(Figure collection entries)
---+---
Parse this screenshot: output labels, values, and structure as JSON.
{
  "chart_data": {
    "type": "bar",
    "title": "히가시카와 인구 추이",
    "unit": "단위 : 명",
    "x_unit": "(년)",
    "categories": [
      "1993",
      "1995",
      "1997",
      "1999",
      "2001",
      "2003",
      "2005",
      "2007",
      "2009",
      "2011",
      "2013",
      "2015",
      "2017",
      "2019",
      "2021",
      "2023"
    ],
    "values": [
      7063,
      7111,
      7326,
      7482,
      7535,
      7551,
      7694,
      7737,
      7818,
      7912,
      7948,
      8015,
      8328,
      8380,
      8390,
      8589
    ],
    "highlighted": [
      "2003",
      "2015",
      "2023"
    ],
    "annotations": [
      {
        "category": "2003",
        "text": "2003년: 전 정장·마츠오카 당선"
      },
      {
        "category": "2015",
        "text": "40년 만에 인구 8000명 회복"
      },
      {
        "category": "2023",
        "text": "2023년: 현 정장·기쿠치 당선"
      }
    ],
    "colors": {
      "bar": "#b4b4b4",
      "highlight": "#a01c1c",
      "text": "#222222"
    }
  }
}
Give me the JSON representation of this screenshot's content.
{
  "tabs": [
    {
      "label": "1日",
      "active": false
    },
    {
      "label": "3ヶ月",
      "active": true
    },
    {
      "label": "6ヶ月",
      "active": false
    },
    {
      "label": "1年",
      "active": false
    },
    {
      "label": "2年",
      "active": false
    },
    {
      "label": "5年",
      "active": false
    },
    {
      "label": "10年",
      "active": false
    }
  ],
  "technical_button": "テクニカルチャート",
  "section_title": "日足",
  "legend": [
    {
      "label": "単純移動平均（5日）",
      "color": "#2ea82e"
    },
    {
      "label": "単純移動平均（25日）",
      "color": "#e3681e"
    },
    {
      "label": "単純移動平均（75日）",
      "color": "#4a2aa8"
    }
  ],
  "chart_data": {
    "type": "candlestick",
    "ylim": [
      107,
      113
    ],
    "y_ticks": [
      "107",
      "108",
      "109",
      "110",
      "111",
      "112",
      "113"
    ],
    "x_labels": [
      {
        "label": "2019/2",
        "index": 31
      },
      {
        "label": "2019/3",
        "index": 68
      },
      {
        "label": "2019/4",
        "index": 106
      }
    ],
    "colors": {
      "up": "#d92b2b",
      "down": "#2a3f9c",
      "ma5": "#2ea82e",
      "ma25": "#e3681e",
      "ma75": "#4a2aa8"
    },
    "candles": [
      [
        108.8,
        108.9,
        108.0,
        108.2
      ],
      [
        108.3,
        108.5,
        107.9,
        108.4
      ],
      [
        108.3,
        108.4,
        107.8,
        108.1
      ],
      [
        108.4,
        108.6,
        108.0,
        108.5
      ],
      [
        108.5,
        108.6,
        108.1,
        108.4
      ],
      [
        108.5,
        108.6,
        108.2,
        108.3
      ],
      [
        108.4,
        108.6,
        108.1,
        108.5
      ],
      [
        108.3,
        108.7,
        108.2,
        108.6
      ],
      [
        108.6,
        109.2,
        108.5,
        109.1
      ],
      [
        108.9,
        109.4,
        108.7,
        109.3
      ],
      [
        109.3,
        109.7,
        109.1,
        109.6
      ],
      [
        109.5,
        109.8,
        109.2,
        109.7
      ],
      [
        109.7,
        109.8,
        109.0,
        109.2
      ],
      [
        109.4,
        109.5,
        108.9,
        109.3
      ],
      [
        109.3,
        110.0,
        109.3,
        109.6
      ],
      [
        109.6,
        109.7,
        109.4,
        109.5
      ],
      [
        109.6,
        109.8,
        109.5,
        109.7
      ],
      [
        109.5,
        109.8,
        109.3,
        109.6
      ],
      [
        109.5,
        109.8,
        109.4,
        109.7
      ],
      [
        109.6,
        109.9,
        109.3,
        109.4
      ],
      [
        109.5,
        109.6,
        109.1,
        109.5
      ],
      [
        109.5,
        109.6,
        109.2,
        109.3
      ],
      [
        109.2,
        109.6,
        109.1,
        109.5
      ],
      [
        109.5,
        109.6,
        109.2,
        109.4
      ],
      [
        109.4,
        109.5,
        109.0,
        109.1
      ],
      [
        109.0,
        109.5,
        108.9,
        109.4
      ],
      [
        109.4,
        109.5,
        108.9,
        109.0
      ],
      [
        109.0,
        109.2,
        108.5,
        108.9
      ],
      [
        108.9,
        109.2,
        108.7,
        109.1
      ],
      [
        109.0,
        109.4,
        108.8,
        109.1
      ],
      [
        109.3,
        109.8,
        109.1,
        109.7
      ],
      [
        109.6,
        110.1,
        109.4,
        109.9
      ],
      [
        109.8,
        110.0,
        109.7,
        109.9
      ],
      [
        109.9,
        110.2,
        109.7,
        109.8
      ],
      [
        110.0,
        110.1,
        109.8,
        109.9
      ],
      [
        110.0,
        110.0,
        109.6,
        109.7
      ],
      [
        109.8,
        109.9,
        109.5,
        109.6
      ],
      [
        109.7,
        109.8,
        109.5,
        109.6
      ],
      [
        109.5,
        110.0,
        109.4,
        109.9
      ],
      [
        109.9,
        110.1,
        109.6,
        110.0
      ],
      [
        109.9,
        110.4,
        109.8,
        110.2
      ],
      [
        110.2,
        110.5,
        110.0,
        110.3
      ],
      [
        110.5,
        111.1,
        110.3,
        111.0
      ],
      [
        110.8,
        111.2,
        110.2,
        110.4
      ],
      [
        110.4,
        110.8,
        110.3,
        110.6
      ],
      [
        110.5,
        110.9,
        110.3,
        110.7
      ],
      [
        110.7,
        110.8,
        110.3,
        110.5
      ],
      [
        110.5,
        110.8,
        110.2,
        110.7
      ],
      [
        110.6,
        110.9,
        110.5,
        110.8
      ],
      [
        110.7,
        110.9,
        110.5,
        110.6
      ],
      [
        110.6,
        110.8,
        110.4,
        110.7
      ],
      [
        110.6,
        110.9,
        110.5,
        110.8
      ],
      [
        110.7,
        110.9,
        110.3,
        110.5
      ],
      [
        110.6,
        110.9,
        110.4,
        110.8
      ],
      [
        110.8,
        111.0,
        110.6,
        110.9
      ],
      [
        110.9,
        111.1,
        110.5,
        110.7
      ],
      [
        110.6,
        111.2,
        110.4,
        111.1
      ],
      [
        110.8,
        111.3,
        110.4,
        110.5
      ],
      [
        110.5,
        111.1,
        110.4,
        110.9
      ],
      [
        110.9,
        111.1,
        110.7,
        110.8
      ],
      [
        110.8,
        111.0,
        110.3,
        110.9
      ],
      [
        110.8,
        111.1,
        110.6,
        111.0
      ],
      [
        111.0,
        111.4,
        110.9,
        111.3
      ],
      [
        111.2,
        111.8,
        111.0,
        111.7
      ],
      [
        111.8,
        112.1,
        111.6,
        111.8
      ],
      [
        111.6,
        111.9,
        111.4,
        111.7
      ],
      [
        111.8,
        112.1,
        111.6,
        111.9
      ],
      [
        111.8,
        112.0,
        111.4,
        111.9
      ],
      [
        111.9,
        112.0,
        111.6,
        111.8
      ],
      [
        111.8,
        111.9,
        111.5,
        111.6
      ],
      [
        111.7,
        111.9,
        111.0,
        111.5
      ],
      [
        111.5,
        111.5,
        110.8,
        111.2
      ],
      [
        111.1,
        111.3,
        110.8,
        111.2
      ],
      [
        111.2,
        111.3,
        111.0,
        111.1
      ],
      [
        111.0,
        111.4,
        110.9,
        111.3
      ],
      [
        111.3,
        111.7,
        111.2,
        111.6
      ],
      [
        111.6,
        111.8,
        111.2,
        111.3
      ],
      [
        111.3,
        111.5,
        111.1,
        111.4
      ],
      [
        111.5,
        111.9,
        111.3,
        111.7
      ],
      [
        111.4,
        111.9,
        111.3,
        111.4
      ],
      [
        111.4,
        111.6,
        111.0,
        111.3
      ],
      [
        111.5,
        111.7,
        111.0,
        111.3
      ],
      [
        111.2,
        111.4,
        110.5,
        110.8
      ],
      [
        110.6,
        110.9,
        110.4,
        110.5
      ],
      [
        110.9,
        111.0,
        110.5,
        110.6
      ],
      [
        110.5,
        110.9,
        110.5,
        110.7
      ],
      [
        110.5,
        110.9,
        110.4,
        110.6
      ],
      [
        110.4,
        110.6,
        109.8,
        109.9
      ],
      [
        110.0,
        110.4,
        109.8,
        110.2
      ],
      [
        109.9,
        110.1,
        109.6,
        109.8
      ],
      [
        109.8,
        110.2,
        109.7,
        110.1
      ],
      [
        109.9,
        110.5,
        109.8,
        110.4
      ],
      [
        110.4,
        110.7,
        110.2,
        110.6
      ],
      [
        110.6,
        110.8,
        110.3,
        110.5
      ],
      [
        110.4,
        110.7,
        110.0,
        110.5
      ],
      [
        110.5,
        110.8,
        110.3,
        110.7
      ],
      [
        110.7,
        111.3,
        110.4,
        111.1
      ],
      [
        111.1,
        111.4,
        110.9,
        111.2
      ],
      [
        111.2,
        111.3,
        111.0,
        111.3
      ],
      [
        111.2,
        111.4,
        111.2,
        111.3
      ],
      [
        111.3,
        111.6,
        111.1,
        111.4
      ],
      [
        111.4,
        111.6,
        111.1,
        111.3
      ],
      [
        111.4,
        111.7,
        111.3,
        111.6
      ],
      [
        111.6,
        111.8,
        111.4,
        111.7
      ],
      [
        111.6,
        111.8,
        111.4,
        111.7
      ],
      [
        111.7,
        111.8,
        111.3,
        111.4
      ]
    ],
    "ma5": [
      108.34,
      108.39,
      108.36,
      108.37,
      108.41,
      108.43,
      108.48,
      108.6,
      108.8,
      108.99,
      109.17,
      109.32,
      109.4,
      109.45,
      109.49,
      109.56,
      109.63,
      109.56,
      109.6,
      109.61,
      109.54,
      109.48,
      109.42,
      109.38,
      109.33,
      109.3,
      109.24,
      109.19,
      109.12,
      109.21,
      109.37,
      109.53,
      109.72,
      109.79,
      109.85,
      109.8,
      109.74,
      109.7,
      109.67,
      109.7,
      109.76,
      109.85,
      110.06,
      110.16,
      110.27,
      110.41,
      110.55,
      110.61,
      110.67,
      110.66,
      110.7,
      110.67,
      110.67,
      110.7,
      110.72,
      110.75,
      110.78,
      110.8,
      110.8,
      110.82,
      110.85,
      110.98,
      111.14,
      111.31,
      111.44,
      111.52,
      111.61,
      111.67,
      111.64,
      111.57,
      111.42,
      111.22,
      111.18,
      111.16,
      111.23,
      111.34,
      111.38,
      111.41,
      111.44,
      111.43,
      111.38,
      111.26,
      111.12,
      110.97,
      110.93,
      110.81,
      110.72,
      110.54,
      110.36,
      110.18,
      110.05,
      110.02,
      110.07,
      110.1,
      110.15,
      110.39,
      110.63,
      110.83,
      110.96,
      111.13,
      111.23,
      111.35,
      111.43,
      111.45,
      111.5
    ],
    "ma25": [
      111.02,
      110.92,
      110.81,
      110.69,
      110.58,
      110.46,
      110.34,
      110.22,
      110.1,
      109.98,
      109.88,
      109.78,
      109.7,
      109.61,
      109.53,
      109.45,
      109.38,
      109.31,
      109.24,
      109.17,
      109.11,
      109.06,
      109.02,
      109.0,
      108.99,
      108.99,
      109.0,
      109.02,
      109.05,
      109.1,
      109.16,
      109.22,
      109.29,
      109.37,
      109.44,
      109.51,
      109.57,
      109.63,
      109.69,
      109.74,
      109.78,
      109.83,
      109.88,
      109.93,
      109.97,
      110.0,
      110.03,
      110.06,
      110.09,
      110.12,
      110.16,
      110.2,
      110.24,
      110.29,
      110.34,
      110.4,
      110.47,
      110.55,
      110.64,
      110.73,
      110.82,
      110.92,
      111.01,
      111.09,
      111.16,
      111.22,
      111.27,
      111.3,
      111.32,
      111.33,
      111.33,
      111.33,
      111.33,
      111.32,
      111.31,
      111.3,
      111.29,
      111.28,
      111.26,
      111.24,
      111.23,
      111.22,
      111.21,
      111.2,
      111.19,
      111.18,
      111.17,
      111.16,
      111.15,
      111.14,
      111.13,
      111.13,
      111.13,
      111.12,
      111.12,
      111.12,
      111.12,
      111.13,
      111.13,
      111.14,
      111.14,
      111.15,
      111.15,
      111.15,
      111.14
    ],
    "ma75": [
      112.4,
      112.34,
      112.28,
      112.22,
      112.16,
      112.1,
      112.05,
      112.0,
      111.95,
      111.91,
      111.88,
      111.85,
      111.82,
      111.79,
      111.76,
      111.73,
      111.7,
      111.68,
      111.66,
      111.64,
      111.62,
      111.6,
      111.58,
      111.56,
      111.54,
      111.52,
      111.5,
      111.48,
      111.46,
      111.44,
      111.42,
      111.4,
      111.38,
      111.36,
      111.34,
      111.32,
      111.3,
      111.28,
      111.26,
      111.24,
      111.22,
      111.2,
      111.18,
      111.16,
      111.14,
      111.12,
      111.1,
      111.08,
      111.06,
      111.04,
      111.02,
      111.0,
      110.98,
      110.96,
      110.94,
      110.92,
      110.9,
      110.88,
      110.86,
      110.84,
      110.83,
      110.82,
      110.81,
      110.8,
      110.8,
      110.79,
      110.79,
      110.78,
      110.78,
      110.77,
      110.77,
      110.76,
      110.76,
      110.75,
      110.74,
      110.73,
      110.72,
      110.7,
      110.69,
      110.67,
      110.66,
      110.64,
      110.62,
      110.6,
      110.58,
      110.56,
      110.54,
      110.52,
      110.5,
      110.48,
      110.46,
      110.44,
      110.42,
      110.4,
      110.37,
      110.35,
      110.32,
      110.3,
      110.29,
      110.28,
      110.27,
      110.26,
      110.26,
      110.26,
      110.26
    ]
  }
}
---+---
### What is being asked
Search the entries for the string "category" and collect each line that has it.

### Written solution
        "category": "2003",
        "category": "2015",
        "category": "2023",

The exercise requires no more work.